▶ SUPPLIED MATERIAL
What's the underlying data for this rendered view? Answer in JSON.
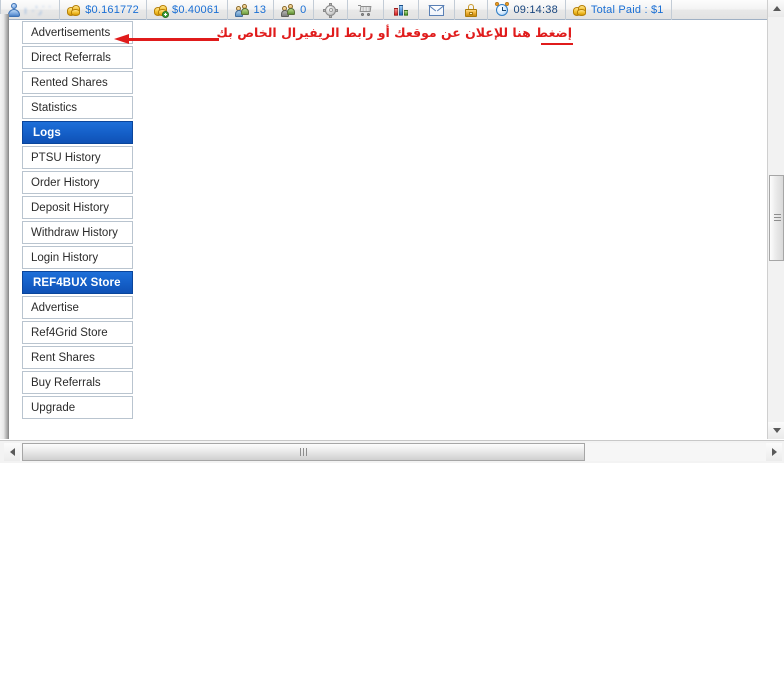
{
  "toolbar": {
    "items": [
      {
        "icon": "user-icon",
        "value": "",
        "blurred": true,
        "type": "user"
      },
      {
        "icon": "coins-icon",
        "value": "$0.161772",
        "blurred": false,
        "type": "coins"
      },
      {
        "icon": "coins-add-icon",
        "value": "$0.40061",
        "blurred": false,
        "type": "coins-add"
      },
      {
        "icon": "referrals-icon",
        "value": "13",
        "blurred": false,
        "type": "people"
      },
      {
        "icon": "rented-referrals-icon",
        "value": "0",
        "blurred": false,
        "type": "people-rented"
      },
      {
        "icon": "gear-icon",
        "value": "",
        "blurred": false,
        "type": "gear"
      },
      {
        "icon": "cart-icon",
        "value": "",
        "blurred": false,
        "type": "cart"
      },
      {
        "icon": "bar-chart-icon",
        "value": "",
        "blurred": false,
        "type": "chart"
      },
      {
        "icon": "envelope-icon",
        "value": "",
        "blurred": false,
        "type": "mail"
      },
      {
        "icon": "padlock-icon",
        "value": "",
        "blurred": false,
        "type": "lock"
      },
      {
        "icon": "alarm-clock-icon",
        "value": "09:14:38",
        "blurred": false,
        "type": "clock"
      },
      {
        "icon": "coins-icon",
        "value": "Total Paid : $1",
        "blurred": false,
        "type": "coins"
      }
    ]
  },
  "sidebar": {
    "items": [
      {
        "label": "Advertisements",
        "type": "link"
      },
      {
        "label": "Direct Referrals",
        "type": "link"
      },
      {
        "label": "Rented Shares",
        "type": "link"
      },
      {
        "label": "Statistics",
        "type": "link"
      },
      {
        "label": "Logs",
        "type": "header"
      },
      {
        "label": "PTSU History",
        "type": "link"
      },
      {
        "label": "Order History",
        "type": "link"
      },
      {
        "label": "Deposit History",
        "type": "link"
      },
      {
        "label": "Withdraw History",
        "type": "link"
      },
      {
        "label": "Login History",
        "type": "link"
      },
      {
        "label": "REF4BUX Store",
        "type": "header"
      },
      {
        "label": "Advertise",
        "type": "link"
      },
      {
        "label": "Ref4Grid Store",
        "type": "link"
      },
      {
        "label": "Rent Shares",
        "type": "link"
      },
      {
        "label": "Buy Referrals",
        "type": "link"
      },
      {
        "label": "Upgrade",
        "type": "link"
      }
    ]
  },
  "annotation": {
    "text": "إضغط هنا للإعلان عن موقعك أو رابط الريفيرال الخاص بك",
    "color": "#e01b1b",
    "arrow_direction": "left",
    "arrow_target": "Advertisements"
  },
  "colors": {
    "header_blue_top": "#1e6fd8",
    "header_blue_bottom": "#0f51b5",
    "toolbar_value_blue": "#1a6fd4",
    "annotation_red": "#e01b1b",
    "menu_border": "#b9c4cf"
  }
}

▶ REQUIRED WORK
Reproduce each record above by retyping it exactly; omit all images.

▶ THE RESPONSE
What's the underlying data for this rendered view? Answer in JSON.
{
  "toolbar": {
    "items": [
      {
        "icon": "user-icon",
        "value": "",
        "blurred": true,
        "type": "user"
      },
      {
        "icon": "coins-icon",
        "value": "$0.161772",
        "blurred": false,
        "type": "coins"
      },
      {
        "icon": "coins-add-icon",
        "value": "$0.40061",
        "blurred": false,
        "type": "coins-add"
      },
      {
        "icon": "referrals-icon",
        "value": "13",
        "blurred": false,
        "type": "people"
      },
      {
        "icon": "rented-referrals-icon",
        "value": "0",
        "blurred": false,
        "type": "people-rented"
      },
      {
        "icon": "gear-icon",
        "value": "",
        "blurred": false,
        "type": "gear"
      },
      {
        "icon": "cart-icon",
        "value": "",
        "blurred": false,
        "type": "cart"
      },
      {
        "icon": "bar-chart-icon",
        "value": "",
        "blurred": false,
        "type": "chart"
      },
      {
        "icon": "envelope-icon",
        "value": "",
        "blurred": false,
        "type": "mail"
      },
      {
        "icon": "padlock-icon",
        "value": "",
        "blurred": false,
        "type": "lock"
      },
      {
        "icon": "alarm-clock-icon",
        "value": "09:14:38",
        "blurred": false,
        "type": "clock"
      },
      {
        "icon": "coins-icon",
        "value": "Total Paid : $1",
        "blurred": false,
        "type": "coins"
      }
    ]
  },
  "sidebar": {
    "items": [
      {
        "label": "Advertisements",
        "type": "link"
      },
      {
        "label": "Direct Referrals",
        "type": "link"
      },
      {
        "label": "Rented Shares",
        "type": "link"
      },
      {
        "label": "Statistics",
        "type": "link"
      },
      {
        "label": "Logs",
        "type": "header"
      },
      {
        "label": "PTSU History",
        "type": "link"
      },
      {
        "label": "Order History",
        "type": "link"
      },
      {
        "label": "Deposit History",
        "type": "link"
      },
      {
        "label": "Withdraw History",
        "type": "link"
      },
      {
        "label": "Login History",
        "type": "link"
      },
      {
        "label": "REF4BUX Store",
        "type": "header"
      },
      {
        "label": "Advertise",
        "type": "link"
      },
      {
        "label": "Ref4Grid Store",
        "type": "link"
      },
      {
        "label": "Rent Shares",
        "type": "link"
      },
      {
        "label": "Buy Referrals",
        "type": "link"
      },
      {
        "label": "Upgrade",
        "type": "link"
      }
    ]
  },
  "annotation": {
    "text": "إضغط هنا للإعلان عن موقعك أو رابط الريفيرال الخاص بك",
    "color": "#e01b1b",
    "arrow_direction": "left",
    "arrow_target": "Advertisements"
  },
  "colors": {
    "header_blue_top": "#1e6fd8",
    "header_blue_bottom": "#0f51b5",
    "toolbar_value_blue": "#1a6fd4",
    "annotation_red": "#e01b1b",
    "menu_border": "#b9c4cf"
  }
}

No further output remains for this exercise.